— begin SOURCE RECORDS —

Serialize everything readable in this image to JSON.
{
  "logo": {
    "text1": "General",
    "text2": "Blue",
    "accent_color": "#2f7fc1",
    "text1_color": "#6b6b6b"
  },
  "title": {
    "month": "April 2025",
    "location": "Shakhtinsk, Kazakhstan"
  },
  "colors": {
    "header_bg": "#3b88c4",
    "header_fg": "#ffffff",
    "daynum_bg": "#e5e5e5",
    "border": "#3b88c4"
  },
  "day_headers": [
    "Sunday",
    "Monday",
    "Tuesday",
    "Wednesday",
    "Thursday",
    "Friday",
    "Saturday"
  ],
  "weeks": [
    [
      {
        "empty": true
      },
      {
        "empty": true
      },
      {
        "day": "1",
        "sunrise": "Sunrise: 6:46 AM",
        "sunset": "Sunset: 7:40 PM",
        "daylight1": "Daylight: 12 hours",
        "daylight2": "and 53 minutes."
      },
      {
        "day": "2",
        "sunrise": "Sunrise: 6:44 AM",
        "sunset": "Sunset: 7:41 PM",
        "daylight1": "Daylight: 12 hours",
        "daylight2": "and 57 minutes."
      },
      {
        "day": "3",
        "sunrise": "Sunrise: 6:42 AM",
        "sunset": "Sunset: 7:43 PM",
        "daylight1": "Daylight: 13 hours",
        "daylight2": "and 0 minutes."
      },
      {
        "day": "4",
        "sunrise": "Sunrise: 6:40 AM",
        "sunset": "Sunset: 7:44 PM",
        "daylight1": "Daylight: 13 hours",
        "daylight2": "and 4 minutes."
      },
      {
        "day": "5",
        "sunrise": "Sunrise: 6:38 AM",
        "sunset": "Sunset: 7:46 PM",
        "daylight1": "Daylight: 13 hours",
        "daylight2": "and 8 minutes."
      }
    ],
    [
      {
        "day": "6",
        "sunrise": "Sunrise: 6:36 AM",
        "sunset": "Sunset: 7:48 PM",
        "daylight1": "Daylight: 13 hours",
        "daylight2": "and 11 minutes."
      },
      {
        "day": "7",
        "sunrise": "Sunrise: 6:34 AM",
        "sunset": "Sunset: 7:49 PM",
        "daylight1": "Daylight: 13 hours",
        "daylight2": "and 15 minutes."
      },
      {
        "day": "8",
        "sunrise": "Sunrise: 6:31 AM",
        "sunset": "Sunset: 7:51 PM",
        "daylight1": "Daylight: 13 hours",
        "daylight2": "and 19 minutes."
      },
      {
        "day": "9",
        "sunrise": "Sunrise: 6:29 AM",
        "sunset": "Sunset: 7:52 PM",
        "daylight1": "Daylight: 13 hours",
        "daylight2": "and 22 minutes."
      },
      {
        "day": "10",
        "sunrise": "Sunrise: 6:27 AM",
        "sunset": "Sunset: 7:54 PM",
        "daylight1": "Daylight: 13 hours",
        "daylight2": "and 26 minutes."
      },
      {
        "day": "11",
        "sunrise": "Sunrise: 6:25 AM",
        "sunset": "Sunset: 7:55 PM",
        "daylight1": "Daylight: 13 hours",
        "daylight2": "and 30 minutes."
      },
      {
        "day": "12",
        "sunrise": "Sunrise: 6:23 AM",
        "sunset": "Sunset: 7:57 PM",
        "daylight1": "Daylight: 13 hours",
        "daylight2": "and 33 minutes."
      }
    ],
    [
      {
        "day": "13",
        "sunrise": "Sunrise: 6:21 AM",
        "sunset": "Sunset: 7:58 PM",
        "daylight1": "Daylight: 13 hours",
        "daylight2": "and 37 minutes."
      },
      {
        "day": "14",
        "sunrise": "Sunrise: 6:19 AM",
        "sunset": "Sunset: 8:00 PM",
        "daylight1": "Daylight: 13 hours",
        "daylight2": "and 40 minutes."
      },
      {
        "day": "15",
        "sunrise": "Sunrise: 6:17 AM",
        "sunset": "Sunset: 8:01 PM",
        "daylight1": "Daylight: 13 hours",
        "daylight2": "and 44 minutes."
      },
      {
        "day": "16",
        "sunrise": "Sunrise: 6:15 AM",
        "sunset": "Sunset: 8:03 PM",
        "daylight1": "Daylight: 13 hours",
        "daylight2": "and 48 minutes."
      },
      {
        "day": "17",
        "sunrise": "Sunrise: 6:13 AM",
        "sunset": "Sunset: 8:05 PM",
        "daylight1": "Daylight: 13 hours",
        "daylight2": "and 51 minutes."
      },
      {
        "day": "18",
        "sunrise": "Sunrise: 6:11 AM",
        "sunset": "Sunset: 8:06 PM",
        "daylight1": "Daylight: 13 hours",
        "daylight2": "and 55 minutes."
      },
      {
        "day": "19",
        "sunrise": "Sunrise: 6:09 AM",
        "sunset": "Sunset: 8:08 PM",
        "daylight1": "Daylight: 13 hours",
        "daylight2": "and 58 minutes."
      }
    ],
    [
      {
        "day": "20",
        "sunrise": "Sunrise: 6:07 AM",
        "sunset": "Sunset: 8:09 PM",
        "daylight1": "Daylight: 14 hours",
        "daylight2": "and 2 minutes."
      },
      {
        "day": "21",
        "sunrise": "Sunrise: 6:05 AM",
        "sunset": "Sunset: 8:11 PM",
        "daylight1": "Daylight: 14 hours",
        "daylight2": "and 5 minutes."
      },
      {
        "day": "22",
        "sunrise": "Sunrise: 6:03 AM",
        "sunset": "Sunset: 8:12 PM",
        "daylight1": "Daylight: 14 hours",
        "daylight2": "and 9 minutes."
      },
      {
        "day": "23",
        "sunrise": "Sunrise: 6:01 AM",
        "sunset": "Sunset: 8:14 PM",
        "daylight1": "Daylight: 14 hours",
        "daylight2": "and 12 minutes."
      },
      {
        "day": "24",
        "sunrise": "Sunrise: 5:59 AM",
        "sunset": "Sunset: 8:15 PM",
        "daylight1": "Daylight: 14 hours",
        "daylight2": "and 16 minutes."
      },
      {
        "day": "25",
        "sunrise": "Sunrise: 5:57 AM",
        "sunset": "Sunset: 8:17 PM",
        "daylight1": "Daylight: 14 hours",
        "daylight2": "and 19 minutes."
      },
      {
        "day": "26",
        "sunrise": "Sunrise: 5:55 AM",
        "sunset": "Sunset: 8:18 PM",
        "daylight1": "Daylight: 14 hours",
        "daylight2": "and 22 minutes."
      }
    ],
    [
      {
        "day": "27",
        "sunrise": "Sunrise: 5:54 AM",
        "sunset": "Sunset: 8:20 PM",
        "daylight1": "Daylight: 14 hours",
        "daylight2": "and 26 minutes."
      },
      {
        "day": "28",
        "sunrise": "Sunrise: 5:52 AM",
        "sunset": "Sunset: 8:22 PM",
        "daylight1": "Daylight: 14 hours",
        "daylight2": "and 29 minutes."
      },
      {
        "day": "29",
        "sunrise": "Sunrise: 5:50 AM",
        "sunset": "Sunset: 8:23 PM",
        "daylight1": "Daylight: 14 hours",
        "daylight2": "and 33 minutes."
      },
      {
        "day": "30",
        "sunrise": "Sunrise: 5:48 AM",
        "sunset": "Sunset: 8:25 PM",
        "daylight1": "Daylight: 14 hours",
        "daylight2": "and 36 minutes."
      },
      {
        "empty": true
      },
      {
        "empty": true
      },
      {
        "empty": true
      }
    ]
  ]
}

— end SOURCE RECORDS —

**WRITTEN REQUEST**. From the records above, extract every entry exactly as given.

**SOLUTION**.
Serialize everything readable in this image to JSON.
{
  "logo": {
    "text1": "General",
    "text2": "Blue",
    "accent_color": "#2f7fc1",
    "text1_color": "#6b6b6b"
  },
  "title": {
    "month": "April 2025",
    "location": "Shakhtinsk, Kazakhstan"
  },
  "colors": {
    "header_bg": "#3b88c4",
    "header_fg": "#ffffff",
    "daynum_bg": "#e5e5e5",
    "border": "#3b88c4"
  },
  "day_headers": [
    "Sunday",
    "Monday",
    "Tuesday",
    "Wednesday",
    "Thursday",
    "Friday",
    "Saturday"
  ],
  "weeks": [
    [
      {
        "empty": true
      },
      {
        "empty": true
      },
      {
        "day": "1",
        "sunrise": "Sunrise: 6:46 AM",
        "sunset": "Sunset: 7:40 PM",
        "daylight1": "Daylight: 12 hours",
        "daylight2": "and 53 minutes."
      },
      {
        "day": "2",
        "sunrise": "Sunrise: 6:44 AM",
        "sunset": "Sunset: 7:41 PM",
        "daylight1": "Daylight: 12 hours",
        "daylight2": "and 57 minutes."
      },
      {
        "day": "3",
        "sunrise": "Sunrise: 6:42 AM",
        "sunset": "Sunset: 7:43 PM",
        "daylight1": "Daylight: 13 hours",
        "daylight2": "and 0 minutes."
      },
      {
        "day": "4",
        "sunrise": "Sunrise: 6:40 AM",
        "sunset": "Sunset: 7:44 PM",
        "daylight1": "Daylight: 13 hours",
        "daylight2": "and 4 minutes."
      },
      {
        "day": "5",
        "sunrise": "Sunrise: 6:38 AM",
        "sunset": "Sunset: 7:46 PM",
        "daylight1": "Daylight: 13 hours",
        "daylight2": "and 8 minutes."
      }
    ],
    [
      {
        "day": "6",
        "sunrise": "Sunrise: 6:36 AM",
        "sunset": "Sunset: 7:48 PM",
        "daylight1": "Daylight: 13 hours",
        "daylight2": "and 11 minutes."
      },
      {
        "day": "7",
        "sunrise": "Sunrise: 6:34 AM",
        "sunset": "Sunset: 7:49 PM",
        "daylight1": "Daylight: 13 hours",
        "daylight2": "and 15 minutes."
      },
      {
        "day": "8",
        "sunrise": "Sunrise: 6:31 AM",
        "sunset": "Sunset: 7:51 PM",
        "daylight1": "Daylight: 13 hours",
        "daylight2": "and 19 minutes."
      },
      {
        "day": "9",
        "sunrise": "Sunrise: 6:29 AM",
        "sunset": "Sunset: 7:52 PM",
        "daylight1": "Daylight: 13 hours",
        "daylight2": "and 22 minutes."
      },
      {
        "day": "10",
        "sunrise": "Sunrise: 6:27 AM",
        "sunset": "Sunset: 7:54 PM",
        "daylight1": "Daylight: 13 hours",
        "daylight2": "and 26 minutes."
      },
      {
        "day": "11",
        "sunrise": "Sunrise: 6:25 AM",
        "sunset": "Sunset: 7:55 PM",
        "daylight1": "Daylight: 13 hours",
        "daylight2": "and 30 minutes."
      },
      {
        "day": "12",
        "sunrise": "Sunrise: 6:23 AM",
        "sunset": "Sunset: 7:57 PM",
        "daylight1": "Daylight: 13 hours",
        "daylight2": "and 33 minutes."
      }
    ],
    [
      {
        "day": "13",
        "sunrise": "Sunrise: 6:21 AM",
        "sunset": "Sunset: 7:58 PM",
        "daylight1": "Daylight: 13 hours",
        "daylight2": "and 37 minutes."
      },
      {
        "day": "14",
        "sunrise": "Sunrise: 6:19 AM",
        "sunset": "Sunset: 8:00 PM",
        "daylight1": "Daylight: 13 hours",
        "daylight2": "and 40 minutes."
      },
      {
        "day": "15",
        "sunrise": "Sunrise: 6:17 AM",
        "sunset": "Sunset: 8:01 PM",
        "daylight1": "Daylight: 13 hours",
        "daylight2": "and 44 minutes."
      },
      {
        "day": "16",
        "sunrise": "Sunrise: 6:15 AM",
        "sunset": "Sunset: 8:03 PM",
        "daylight1": "Daylight: 13 hours",
        "daylight2": "and 48 minutes."
      },
      {
        "day": "17",
        "sunrise": "Sunrise: 6:13 AM",
        "sunset": "Sunset: 8:05 PM",
        "daylight1": "Daylight: 13 hours",
        "daylight2": "and 51 minutes."
      },
      {
        "day": "18",
        "sunrise": "Sunrise: 6:11 AM",
        "sunset": "Sunset: 8:06 PM",
        "daylight1": "Daylight: 13 hours",
        "daylight2": "and 55 minutes."
      },
      {
        "day": "19",
        "sunrise": "Sunrise: 6:09 AM",
        "sunset": "Sunset: 8:08 PM",
        "daylight1": "Daylight: 13 hours",
        "daylight2": "and 58 minutes."
      }
    ],
    [
      {
        "day": "20",
        "sunrise": "Sunrise: 6:07 AM",
        "sunset": "Sunset: 8:09 PM",
        "daylight1": "Daylight: 14 hours",
        "daylight2": "and 2 minutes."
      },
      {
        "day": "21",
        "sunrise": "Sunrise: 6:05 AM",
        "sunset": "Sunset: 8:11 PM",
        "daylight1": "Daylight: 14 hours",
        "daylight2": "and 5 minutes."
      },
      {
        "day": "22",
        "sunrise": "Sunrise: 6:03 AM",
        "sunset": "Sunset: 8:12 PM",
        "daylight1": "Daylight: 14 hours",
        "daylight2": "and 9 minutes."
      },
      {
        "day": "23",
        "sunrise": "Sunrise: 6:01 AM",
        "sunset": "Sunset: 8:14 PM",
        "daylight1": "Daylight: 14 hours",
        "daylight2": "and 12 minutes."
      },
      {
        "day": "24",
        "sunrise": "Sunrise: 5:59 AM",
        "sunset": "Sunset: 8:15 PM",
        "daylight1": "Daylight: 14 hours",
        "daylight2": "and 16 minutes."
      },
      {
        "day": "25",
        "sunrise": "Sunrise: 5:57 AM",
        "sunset": "Sunset: 8:17 PM",
        "daylight1": "Daylight: 14 hours",
        "daylight2": "and 19 minutes."
      },
      {
        "day": "26",
        "sunrise": "Sunrise: 5:55 AM",
        "sunset": "Sunset: 8:18 PM",
        "daylight1": "Daylight: 14 hours",
        "daylight2": "and 22 minutes."
      }
    ],
    [
      {
        "day": "27",
        "sunrise": "Sunrise: 5:54 AM",
        "sunset": "Sunset: 8:20 PM",
        "daylight1": "Daylight: 14 hours",
        "daylight2": "and 26 minutes."
      },
      {
        "day": "28",
        "sunrise": "Sunrise: 5:52 AM",
        "sunset": "Sunset: 8:22 PM",
        "daylight1": "Daylight: 14 hours",
        "daylight2": "and 29 minutes."
      },
      {
        "day": "29",
        "sunrise": "Sunrise: 5:50 AM",
        "sunset": "Sunset: 8:23 PM",
        "daylight1": "Daylight: 14 hours",
        "daylight2": "and 33 minutes."
      },
      {
        "day": "30",
        "sunrise": "Sunrise: 5:48 AM",
        "sunset": "Sunset: 8:25 PM",
        "daylight1": "Daylight: 14 hours",
        "daylight2": "and 36 minutes."
      },
      {
        "empty": true
      },
      {
        "empty": true
      },
      {
        "empty": true
      }
    ]
  ]
}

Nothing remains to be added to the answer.